__TASK PROMPT__
Output every line exactly as written. Leave out pictures.

__MATERIALS PROVIDED__
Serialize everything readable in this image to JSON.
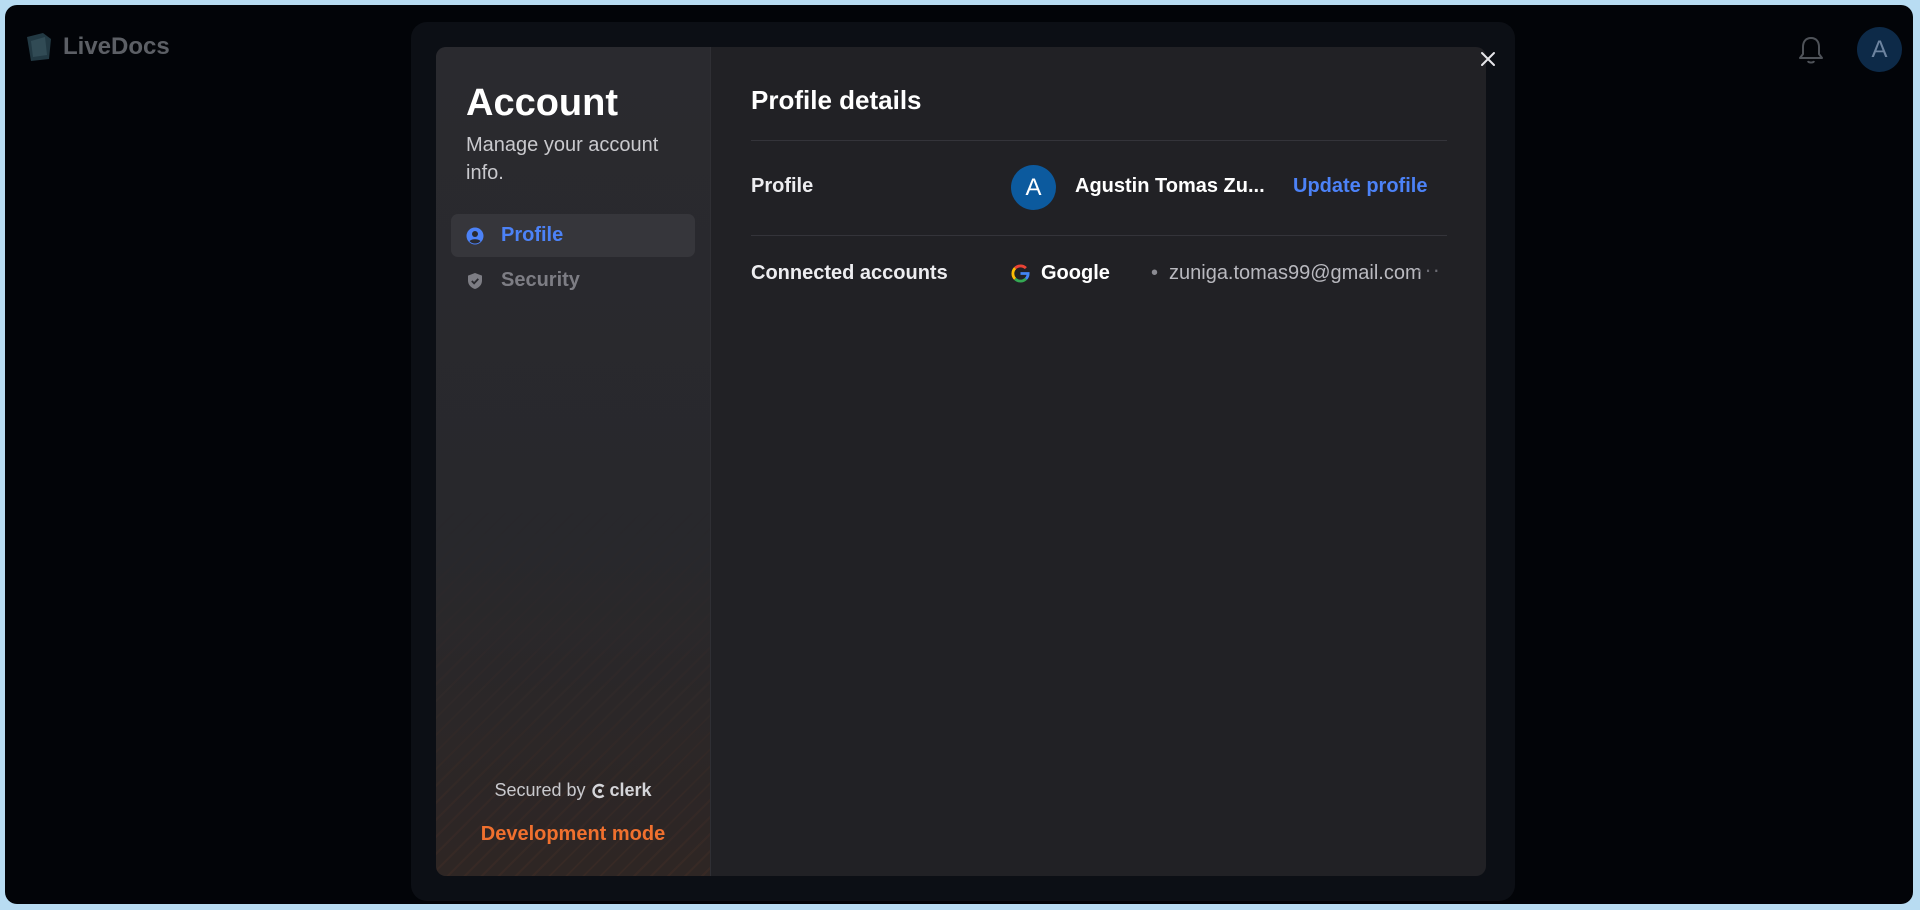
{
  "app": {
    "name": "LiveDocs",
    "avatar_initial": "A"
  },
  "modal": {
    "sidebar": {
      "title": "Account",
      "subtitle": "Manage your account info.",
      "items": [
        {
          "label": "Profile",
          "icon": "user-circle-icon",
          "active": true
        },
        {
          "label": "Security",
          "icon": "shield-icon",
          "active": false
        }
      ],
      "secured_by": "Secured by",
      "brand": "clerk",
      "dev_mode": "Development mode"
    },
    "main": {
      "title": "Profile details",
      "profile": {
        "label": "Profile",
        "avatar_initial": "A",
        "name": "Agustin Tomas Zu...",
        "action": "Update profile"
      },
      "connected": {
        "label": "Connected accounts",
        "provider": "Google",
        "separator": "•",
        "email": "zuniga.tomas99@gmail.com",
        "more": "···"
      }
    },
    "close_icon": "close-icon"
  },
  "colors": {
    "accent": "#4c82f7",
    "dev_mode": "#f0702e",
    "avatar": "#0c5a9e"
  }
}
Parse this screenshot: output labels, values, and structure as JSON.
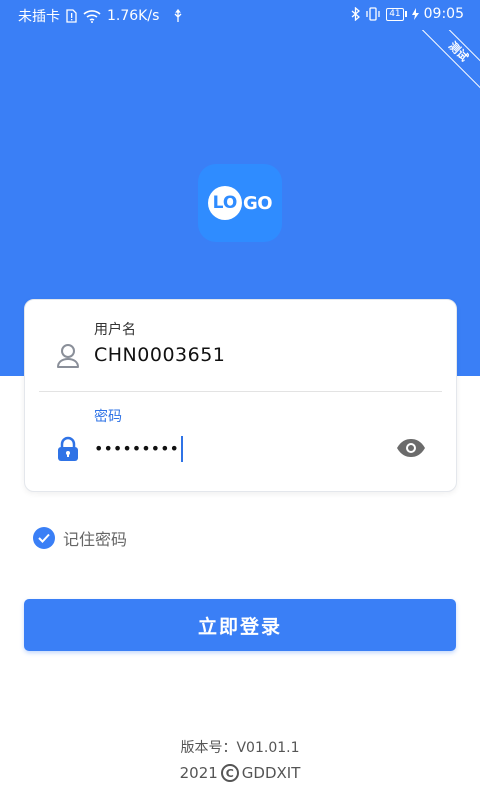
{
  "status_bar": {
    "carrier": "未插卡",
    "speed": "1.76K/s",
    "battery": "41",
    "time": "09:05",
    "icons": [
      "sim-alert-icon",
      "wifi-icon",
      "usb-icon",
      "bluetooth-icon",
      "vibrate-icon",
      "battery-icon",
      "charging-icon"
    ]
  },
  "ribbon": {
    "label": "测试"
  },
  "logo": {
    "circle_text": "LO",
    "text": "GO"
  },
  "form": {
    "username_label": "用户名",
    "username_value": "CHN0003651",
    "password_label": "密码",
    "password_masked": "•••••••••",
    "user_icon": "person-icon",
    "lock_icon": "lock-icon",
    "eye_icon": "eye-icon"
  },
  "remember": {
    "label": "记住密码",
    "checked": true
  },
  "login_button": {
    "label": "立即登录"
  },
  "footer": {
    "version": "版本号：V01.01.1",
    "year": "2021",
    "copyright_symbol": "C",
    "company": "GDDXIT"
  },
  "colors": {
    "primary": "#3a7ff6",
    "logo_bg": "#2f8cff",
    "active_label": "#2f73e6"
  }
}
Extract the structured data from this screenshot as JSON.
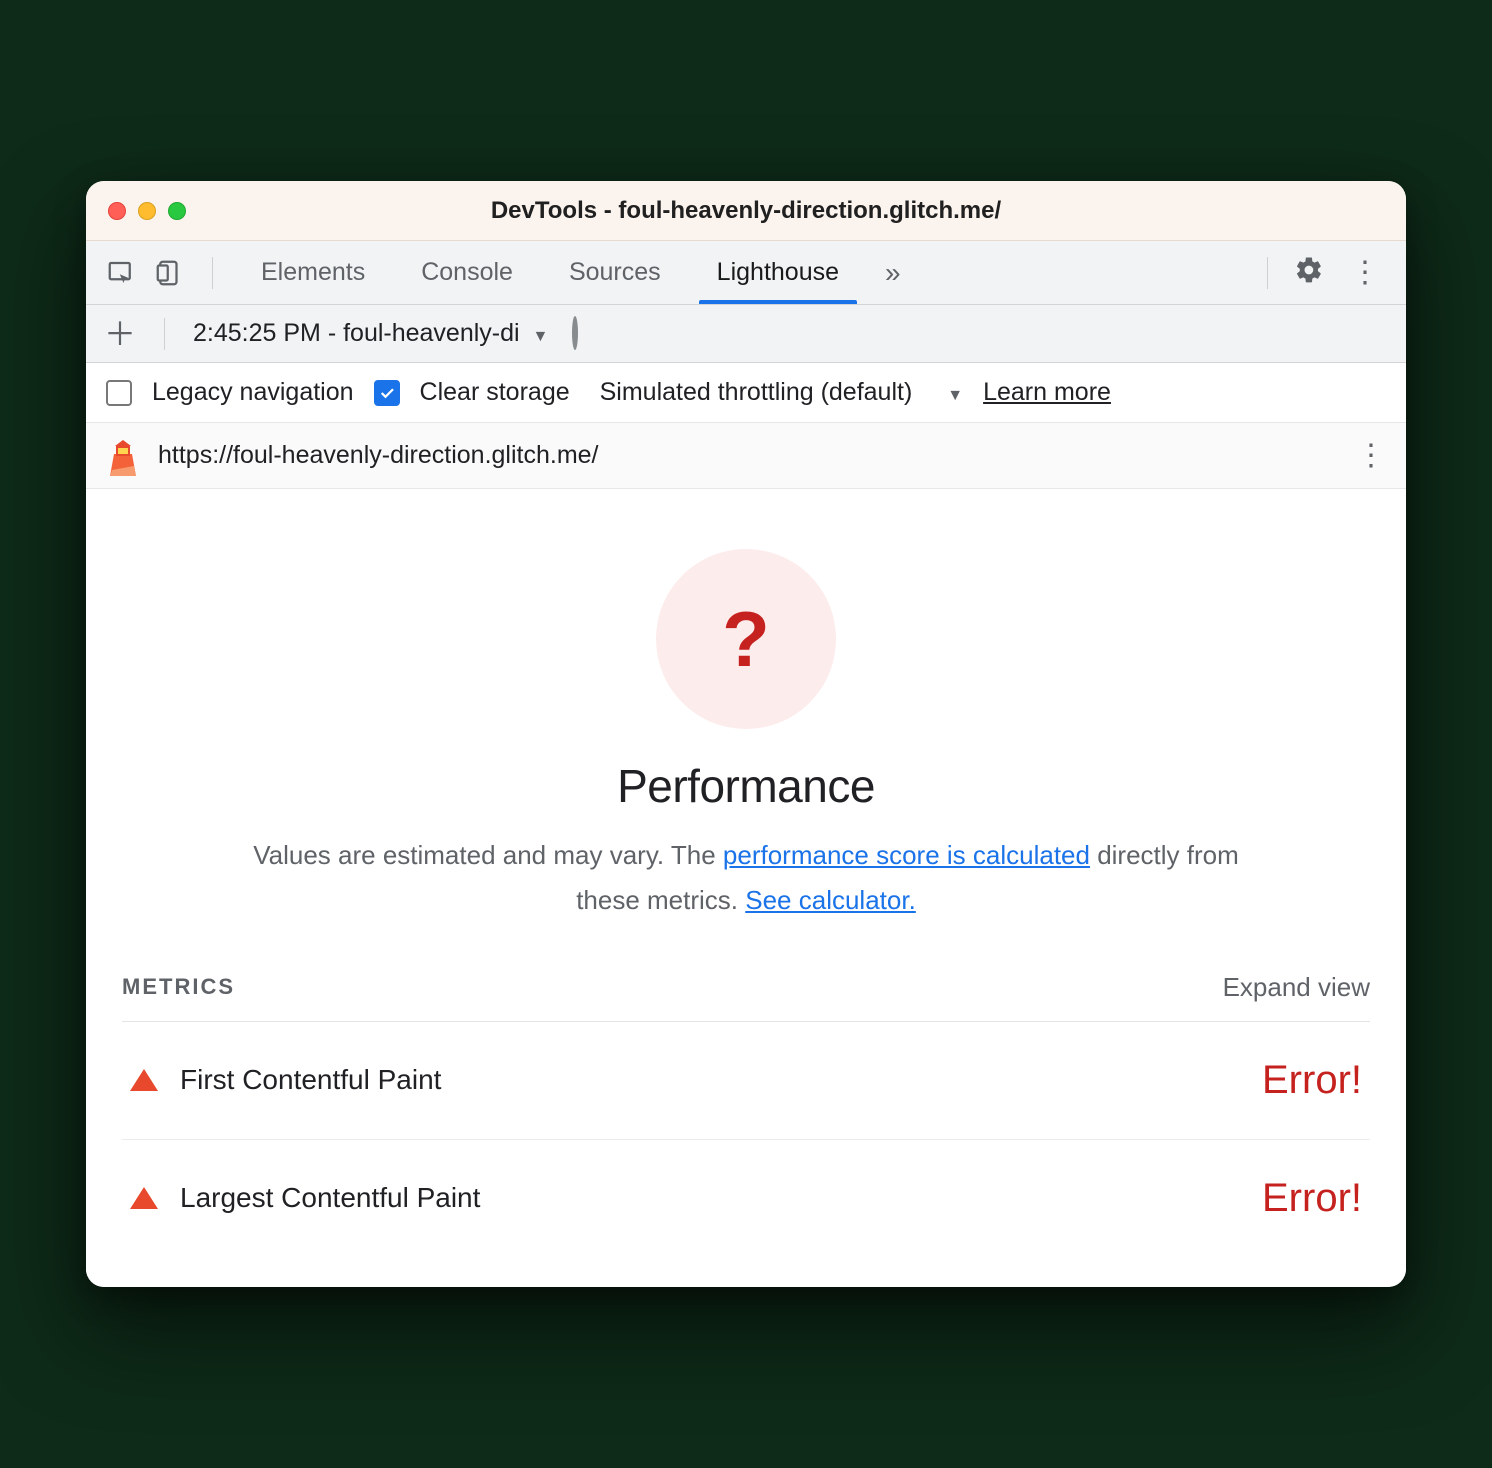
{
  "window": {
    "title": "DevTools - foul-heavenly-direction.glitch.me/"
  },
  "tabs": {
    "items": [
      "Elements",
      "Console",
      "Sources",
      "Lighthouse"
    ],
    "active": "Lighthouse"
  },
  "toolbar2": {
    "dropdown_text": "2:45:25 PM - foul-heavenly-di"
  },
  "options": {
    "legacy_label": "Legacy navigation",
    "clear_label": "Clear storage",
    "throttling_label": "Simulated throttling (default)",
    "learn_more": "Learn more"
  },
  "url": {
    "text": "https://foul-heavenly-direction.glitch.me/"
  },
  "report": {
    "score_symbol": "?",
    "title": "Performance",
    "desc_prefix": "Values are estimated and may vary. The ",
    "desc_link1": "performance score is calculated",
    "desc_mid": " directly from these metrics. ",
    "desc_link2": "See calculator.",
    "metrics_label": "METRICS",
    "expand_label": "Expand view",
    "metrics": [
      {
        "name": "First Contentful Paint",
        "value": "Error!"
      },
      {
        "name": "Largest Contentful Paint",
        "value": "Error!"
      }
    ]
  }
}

__RESPONSE BELOW__
Serialize everything readable in this image to JSON.
{
  "app": {
    "name": "LiveDocs",
    "avatar_initial": "A"
  },
  "modal": {
    "sidebar": {
      "title": "Account",
      "subtitle": "Manage your account info.",
      "items": [
        {
          "label": "Profile",
          "icon": "user-circle-icon",
          "active": true
        },
        {
          "label": "Security",
          "icon": "shield-icon",
          "active": false
        }
      ],
      "secured_by": "Secured by",
      "brand": "clerk",
      "dev_mode": "Development mode"
    },
    "main": {
      "title": "Profile details",
      "profile": {
        "label": "Profile",
        "avatar_initial": "A",
        "name": "Agustin Tomas Zu...",
        "action": "Update profile"
      },
      "connected": {
        "label": "Connected accounts",
        "provider": "Google",
        "separator": "•",
        "email": "zuniga.tomas99@gmail.com",
        "more": "···"
      }
    },
    "close_icon": "close-icon"
  },
  "colors": {
    "accent": "#4c82f7",
    "dev_mode": "#f0702e",
    "avatar": "#0c5a9e"
  }
}
Parse this screenshot: output labels, values, and structure as JSON.
{
  "status_bar": {
    "carrier": "未插卡",
    "speed": "1.76K/s",
    "battery": "41",
    "time": "09:05",
    "icons": [
      "sim-alert-icon",
      "wifi-icon",
      "usb-icon",
      "bluetooth-icon",
      "vibrate-icon",
      "battery-icon",
      "charging-icon"
    ]
  },
  "ribbon": {
    "label": "测试"
  },
  "logo": {
    "circle_text": "LO",
    "text": "GO"
  },
  "form": {
    "username_label": "用户名",
    "username_value": "CHN0003651",
    "password_label": "密码",
    "password_masked": "•••••••••",
    "user_icon": "person-icon",
    "lock_icon": "lock-icon",
    "eye_icon": "eye-icon"
  },
  "remember": {
    "label": "记住密码",
    "checked": true
  },
  "login_button": {
    "label": "立即登录"
  },
  "footer": {
    "version": "版本号：V01.01.1",
    "year": "2021",
    "copyright_symbol": "C",
    "company": "GDDXIT"
  },
  "colors": {
    "primary": "#3a7ff6",
    "logo_bg": "#2f8cff",
    "active_label": "#2f73e6"
  }
}
Extract the structured data from this screenshot as JSON.
{
  "window": {
    "title": "DevTools - foul-heavenly-direction.glitch.me/"
  },
  "tabs": {
    "items": [
      "Elements",
      "Console",
      "Sources",
      "Lighthouse"
    ],
    "active": "Lighthouse"
  },
  "toolbar2": {
    "dropdown_text": "2:45:25 PM - foul-heavenly-di"
  },
  "options": {
    "legacy_label": "Legacy navigation",
    "clear_label": "Clear storage",
    "throttling_label": "Simulated throttling (default)",
    "learn_more": "Learn more"
  },
  "url": {
    "text": "https://foul-heavenly-direction.glitch.me/"
  },
  "report": {
    "score_symbol": "?",
    "title": "Performance",
    "desc_prefix": "Values are estimated and may vary. The ",
    "desc_link1": "performance score is calculated",
    "desc_mid": " directly from these metrics. ",
    "desc_link2": "See calculator.",
    "metrics_label": "METRICS",
    "expand_label": "Expand view",
    "metrics": [
      {
        "name": "First Contentful Paint",
        "value": "Error!"
      },
      {
        "name": "Largest Contentful Paint",
        "value": "Error!"
      }
    ]
  }
}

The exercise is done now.